** start of INPUT **

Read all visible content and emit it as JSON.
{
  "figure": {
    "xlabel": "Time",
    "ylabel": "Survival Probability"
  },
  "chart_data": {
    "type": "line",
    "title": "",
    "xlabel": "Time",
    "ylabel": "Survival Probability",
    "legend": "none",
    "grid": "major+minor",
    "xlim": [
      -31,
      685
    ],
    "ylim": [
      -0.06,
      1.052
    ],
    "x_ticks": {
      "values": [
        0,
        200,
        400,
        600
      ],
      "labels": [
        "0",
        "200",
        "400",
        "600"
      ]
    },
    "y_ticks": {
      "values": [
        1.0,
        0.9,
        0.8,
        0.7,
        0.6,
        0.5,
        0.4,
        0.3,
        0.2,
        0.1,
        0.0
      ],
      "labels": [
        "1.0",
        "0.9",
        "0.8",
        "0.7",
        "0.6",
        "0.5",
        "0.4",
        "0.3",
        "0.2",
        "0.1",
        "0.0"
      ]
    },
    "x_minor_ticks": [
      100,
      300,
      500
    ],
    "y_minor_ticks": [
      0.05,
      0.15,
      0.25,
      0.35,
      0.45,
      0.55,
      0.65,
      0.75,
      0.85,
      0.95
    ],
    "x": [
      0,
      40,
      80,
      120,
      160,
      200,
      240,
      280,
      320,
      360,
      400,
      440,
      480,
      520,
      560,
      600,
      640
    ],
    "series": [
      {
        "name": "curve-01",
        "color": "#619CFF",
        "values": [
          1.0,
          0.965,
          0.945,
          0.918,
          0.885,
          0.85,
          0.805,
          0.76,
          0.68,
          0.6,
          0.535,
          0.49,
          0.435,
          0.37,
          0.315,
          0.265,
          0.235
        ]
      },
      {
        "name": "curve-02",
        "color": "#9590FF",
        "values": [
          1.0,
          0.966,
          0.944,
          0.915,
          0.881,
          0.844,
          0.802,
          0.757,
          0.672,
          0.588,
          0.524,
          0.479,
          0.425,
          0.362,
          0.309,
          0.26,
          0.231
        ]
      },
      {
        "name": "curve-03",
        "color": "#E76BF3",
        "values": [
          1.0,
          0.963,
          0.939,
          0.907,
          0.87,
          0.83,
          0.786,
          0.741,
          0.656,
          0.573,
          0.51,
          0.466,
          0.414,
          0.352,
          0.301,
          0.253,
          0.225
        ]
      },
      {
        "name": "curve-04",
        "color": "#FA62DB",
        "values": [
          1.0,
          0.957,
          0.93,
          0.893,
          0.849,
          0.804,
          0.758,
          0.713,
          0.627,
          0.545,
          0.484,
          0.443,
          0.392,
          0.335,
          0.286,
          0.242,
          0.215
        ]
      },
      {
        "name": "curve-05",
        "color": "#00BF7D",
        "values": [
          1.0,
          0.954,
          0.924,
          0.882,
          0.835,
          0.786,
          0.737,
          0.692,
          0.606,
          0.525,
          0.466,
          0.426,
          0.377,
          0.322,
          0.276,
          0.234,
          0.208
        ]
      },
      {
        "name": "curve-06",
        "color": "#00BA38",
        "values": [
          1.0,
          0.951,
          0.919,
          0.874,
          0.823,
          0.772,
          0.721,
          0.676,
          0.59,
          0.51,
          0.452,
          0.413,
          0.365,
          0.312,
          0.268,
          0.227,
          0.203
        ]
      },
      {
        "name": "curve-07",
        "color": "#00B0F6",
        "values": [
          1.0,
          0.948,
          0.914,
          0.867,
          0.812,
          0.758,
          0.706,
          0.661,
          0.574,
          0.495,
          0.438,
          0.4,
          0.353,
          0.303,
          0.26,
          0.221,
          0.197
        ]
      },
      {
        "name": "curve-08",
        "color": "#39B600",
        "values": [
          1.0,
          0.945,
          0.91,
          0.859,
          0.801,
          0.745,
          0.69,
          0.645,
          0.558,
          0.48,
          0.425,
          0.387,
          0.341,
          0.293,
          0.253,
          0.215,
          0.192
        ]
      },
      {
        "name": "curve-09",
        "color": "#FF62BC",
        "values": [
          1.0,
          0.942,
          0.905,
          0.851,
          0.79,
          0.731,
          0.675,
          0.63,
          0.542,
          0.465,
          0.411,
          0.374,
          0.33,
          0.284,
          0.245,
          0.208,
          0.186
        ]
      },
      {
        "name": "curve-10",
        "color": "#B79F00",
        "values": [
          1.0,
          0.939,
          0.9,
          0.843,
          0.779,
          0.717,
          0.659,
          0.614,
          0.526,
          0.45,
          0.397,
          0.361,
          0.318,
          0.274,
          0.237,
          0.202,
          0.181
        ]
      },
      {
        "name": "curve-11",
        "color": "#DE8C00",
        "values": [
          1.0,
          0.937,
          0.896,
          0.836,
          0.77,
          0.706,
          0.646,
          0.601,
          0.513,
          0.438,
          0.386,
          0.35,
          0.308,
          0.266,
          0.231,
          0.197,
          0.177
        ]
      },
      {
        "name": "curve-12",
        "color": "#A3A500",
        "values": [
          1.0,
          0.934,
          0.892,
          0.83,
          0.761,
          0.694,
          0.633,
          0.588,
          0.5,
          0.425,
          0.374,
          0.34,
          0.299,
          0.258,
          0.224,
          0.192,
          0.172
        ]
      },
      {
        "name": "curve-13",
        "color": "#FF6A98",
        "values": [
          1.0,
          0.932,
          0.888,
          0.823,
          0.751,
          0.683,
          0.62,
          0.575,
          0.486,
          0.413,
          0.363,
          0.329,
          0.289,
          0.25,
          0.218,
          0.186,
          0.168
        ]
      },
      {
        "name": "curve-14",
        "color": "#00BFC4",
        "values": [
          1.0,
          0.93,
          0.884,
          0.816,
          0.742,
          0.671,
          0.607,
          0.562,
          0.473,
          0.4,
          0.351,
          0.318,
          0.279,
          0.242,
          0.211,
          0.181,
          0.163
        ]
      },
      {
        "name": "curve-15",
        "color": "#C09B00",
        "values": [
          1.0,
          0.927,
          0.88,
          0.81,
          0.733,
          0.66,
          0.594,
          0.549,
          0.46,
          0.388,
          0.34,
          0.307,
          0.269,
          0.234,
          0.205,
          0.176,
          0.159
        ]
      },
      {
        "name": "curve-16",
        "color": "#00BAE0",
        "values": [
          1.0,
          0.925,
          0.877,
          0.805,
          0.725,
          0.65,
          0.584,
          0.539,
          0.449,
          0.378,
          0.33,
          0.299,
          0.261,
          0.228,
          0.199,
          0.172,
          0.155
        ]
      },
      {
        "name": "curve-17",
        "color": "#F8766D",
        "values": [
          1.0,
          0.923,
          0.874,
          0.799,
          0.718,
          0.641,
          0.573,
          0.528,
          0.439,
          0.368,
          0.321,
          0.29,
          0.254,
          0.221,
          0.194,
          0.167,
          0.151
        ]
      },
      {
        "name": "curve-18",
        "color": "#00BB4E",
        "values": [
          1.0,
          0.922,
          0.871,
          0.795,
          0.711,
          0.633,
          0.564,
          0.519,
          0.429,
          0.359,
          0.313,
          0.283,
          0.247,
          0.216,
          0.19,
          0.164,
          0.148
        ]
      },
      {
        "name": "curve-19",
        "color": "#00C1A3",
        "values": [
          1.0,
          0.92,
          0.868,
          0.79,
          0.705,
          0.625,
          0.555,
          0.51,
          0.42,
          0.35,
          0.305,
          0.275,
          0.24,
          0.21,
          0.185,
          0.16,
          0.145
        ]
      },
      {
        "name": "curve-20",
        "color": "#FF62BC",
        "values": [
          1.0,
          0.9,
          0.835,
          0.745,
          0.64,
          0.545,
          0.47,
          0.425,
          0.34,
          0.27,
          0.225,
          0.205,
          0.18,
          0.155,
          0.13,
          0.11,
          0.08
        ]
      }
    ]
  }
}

** end of INPUT **

» SET PROBLEM:
Print the material once more, exactly.

» OUTPUT:
Read all visible content and emit it as JSON.
{
  "figure": {
    "xlabel": "Time",
    "ylabel": "Survival Probability"
  },
  "chart_data": {
    "type": "line",
    "title": "",
    "xlabel": "Time",
    "ylabel": "Survival Probability",
    "legend": "none",
    "grid": "major+minor",
    "xlim": [
      -31,
      685
    ],
    "ylim": [
      -0.06,
      1.052
    ],
    "x_ticks": {
      "values": [
        0,
        200,
        400,
        600
      ],
      "labels": [
        "0",
        "200",
        "400",
        "600"
      ]
    },
    "y_ticks": {
      "values": [
        1.0,
        0.9,
        0.8,
        0.7,
        0.6,
        0.5,
        0.4,
        0.3,
        0.2,
        0.1,
        0.0
      ],
      "labels": [
        "1.0",
        "0.9",
        "0.8",
        "0.7",
        "0.6",
        "0.5",
        "0.4",
        "0.3",
        "0.2",
        "0.1",
        "0.0"
      ]
    },
    "x_minor_ticks": [
      100,
      300,
      500
    ],
    "y_minor_ticks": [
      0.05,
      0.15,
      0.25,
      0.35,
      0.45,
      0.55,
      0.65,
      0.75,
      0.85,
      0.95
    ],
    "x": [
      0,
      40,
      80,
      120,
      160,
      200,
      240,
      280,
      320,
      360,
      400,
      440,
      480,
      520,
      560,
      600,
      640
    ],
    "series": [
      {
        "name": "curve-01",
        "color": "#619CFF",
        "values": [
          1.0,
          0.965,
          0.945,
          0.918,
          0.885,
          0.85,
          0.805,
          0.76,
          0.68,
          0.6,
          0.535,
          0.49,
          0.435,
          0.37,
          0.315,
          0.265,
          0.235
        ]
      },
      {
        "name": "curve-02",
        "color": "#9590FF",
        "values": [
          1.0,
          0.966,
          0.944,
          0.915,
          0.881,
          0.844,
          0.802,
          0.757,
          0.672,
          0.588,
          0.524,
          0.479,
          0.425,
          0.362,
          0.309,
          0.26,
          0.231
        ]
      },
      {
        "name": "curve-03",
        "color": "#E76BF3",
        "values": [
          1.0,
          0.963,
          0.939,
          0.907,
          0.87,
          0.83,
          0.786,
          0.741,
          0.656,
          0.573,
          0.51,
          0.466,
          0.414,
          0.352,
          0.301,
          0.253,
          0.225
        ]
      },
      {
        "name": "curve-04",
        "color": "#FA62DB",
        "values": [
          1.0,
          0.957,
          0.93,
          0.893,
          0.849,
          0.804,
          0.758,
          0.713,
          0.627,
          0.545,
          0.484,
          0.443,
          0.392,
          0.335,
          0.286,
          0.242,
          0.215
        ]
      },
      {
        "name": "curve-05",
        "color": "#00BF7D",
        "values": [
          1.0,
          0.954,
          0.924,
          0.882,
          0.835,
          0.786,
          0.737,
          0.692,
          0.606,
          0.525,
          0.466,
          0.426,
          0.377,
          0.322,
          0.276,
          0.234,
          0.208
        ]
      },
      {
        "name": "curve-06",
        "color": "#00BA38",
        "values": [
          1.0,
          0.951,
          0.919,
          0.874,
          0.823,
          0.772,
          0.721,
          0.676,
          0.59,
          0.51,
          0.452,
          0.413,
          0.365,
          0.312,
          0.268,
          0.227,
          0.203
        ]
      },
      {
        "name": "curve-07",
        "color": "#00B0F6",
        "values": [
          1.0,
          0.948,
          0.914,
          0.867,
          0.812,
          0.758,
          0.706,
          0.661,
          0.574,
          0.495,
          0.438,
          0.4,
          0.353,
          0.303,
          0.26,
          0.221,
          0.197
        ]
      },
      {
        "name": "curve-08",
        "color": "#39B600",
        "values": [
          1.0,
          0.945,
          0.91,
          0.859,
          0.801,
          0.745,
          0.69,
          0.645,
          0.558,
          0.48,
          0.425,
          0.387,
          0.341,
          0.293,
          0.253,
          0.215,
          0.192
        ]
      },
      {
        "name": "curve-09",
        "color": "#FF62BC",
        "values": [
          1.0,
          0.942,
          0.905,
          0.851,
          0.79,
          0.731,
          0.675,
          0.63,
          0.542,
          0.465,
          0.411,
          0.374,
          0.33,
          0.284,
          0.245,
          0.208,
          0.186
        ]
      },
      {
        "name": "curve-10",
        "color": "#B79F00",
        "values": [
          1.0,
          0.939,
          0.9,
          0.843,
          0.779,
          0.717,
          0.659,
          0.614,
          0.526,
          0.45,
          0.397,
          0.361,
          0.318,
          0.274,
          0.237,
          0.202,
          0.181
        ]
      },
      {
        "name": "curve-11",
        "color": "#DE8C00",
        "values": [
          1.0,
          0.937,
          0.896,
          0.836,
          0.77,
          0.706,
          0.646,
          0.601,
          0.513,
          0.438,
          0.386,
          0.35,
          0.308,
          0.266,
          0.231,
          0.197,
          0.177
        ]
      },
      {
        "name": "curve-12",
        "color": "#A3A500",
        "values": [
          1.0,
          0.934,
          0.892,
          0.83,
          0.761,
          0.694,
          0.633,
          0.588,
          0.5,
          0.425,
          0.374,
          0.34,
          0.299,
          0.258,
          0.224,
          0.192,
          0.172
        ]
      },
      {
        "name": "curve-13",
        "color": "#FF6A98",
        "values": [
          1.0,
          0.932,
          0.888,
          0.823,
          0.751,
          0.683,
          0.62,
          0.575,
          0.486,
          0.413,
          0.363,
          0.329,
          0.289,
          0.25,
          0.218,
          0.186,
          0.168
        ]
      },
      {
        "name": "curve-14",
        "color": "#00BFC4",
        "values": [
          1.0,
          0.93,
          0.884,
          0.816,
          0.742,
          0.671,
          0.607,
          0.562,
          0.473,
          0.4,
          0.351,
          0.318,
          0.279,
          0.242,
          0.211,
          0.181,
          0.163
        ]
      },
      {
        "name": "curve-15",
        "color": "#C09B00",
        "values": [
          1.0,
          0.927,
          0.88,
          0.81,
          0.733,
          0.66,
          0.594,
          0.549,
          0.46,
          0.388,
          0.34,
          0.307,
          0.269,
          0.234,
          0.205,
          0.176,
          0.159
        ]
      },
      {
        "name": "curve-16",
        "color": "#00BAE0",
        "values": [
          1.0,
          0.925,
          0.877,
          0.805,
          0.725,
          0.65,
          0.584,
          0.539,
          0.449,
          0.378,
          0.33,
          0.299,
          0.261,
          0.228,
          0.199,
          0.172,
          0.155
        ]
      },
      {
        "name": "curve-17",
        "color": "#F8766D",
        "values": [
          1.0,
          0.923,
          0.874,
          0.799,
          0.718,
          0.641,
          0.573,
          0.528,
          0.439,
          0.368,
          0.321,
          0.29,
          0.254,
          0.221,
          0.194,
          0.167,
          0.151
        ]
      },
      {
        "name": "curve-18",
        "color": "#00BB4E",
        "values": [
          1.0,
          0.922,
          0.871,
          0.795,
          0.711,
          0.633,
          0.564,
          0.519,
          0.429,
          0.359,
          0.313,
          0.283,
          0.247,
          0.216,
          0.19,
          0.164,
          0.148
        ]
      },
      {
        "name": "curve-19",
        "color": "#00C1A3",
        "values": [
          1.0,
          0.92,
          0.868,
          0.79,
          0.705,
          0.625,
          0.555,
          0.51,
          0.42,
          0.35,
          0.305,
          0.275,
          0.24,
          0.21,
          0.185,
          0.16,
          0.145
        ]
      },
      {
        "name": "curve-20",
        "color": "#FF62BC",
        "values": [
          1.0,
          0.9,
          0.835,
          0.745,
          0.64,
          0.545,
          0.47,
          0.425,
          0.34,
          0.27,
          0.225,
          0.205,
          0.18,
          0.155,
          0.13,
          0.11,
          0.08
        ]
      }
    ]
  }
}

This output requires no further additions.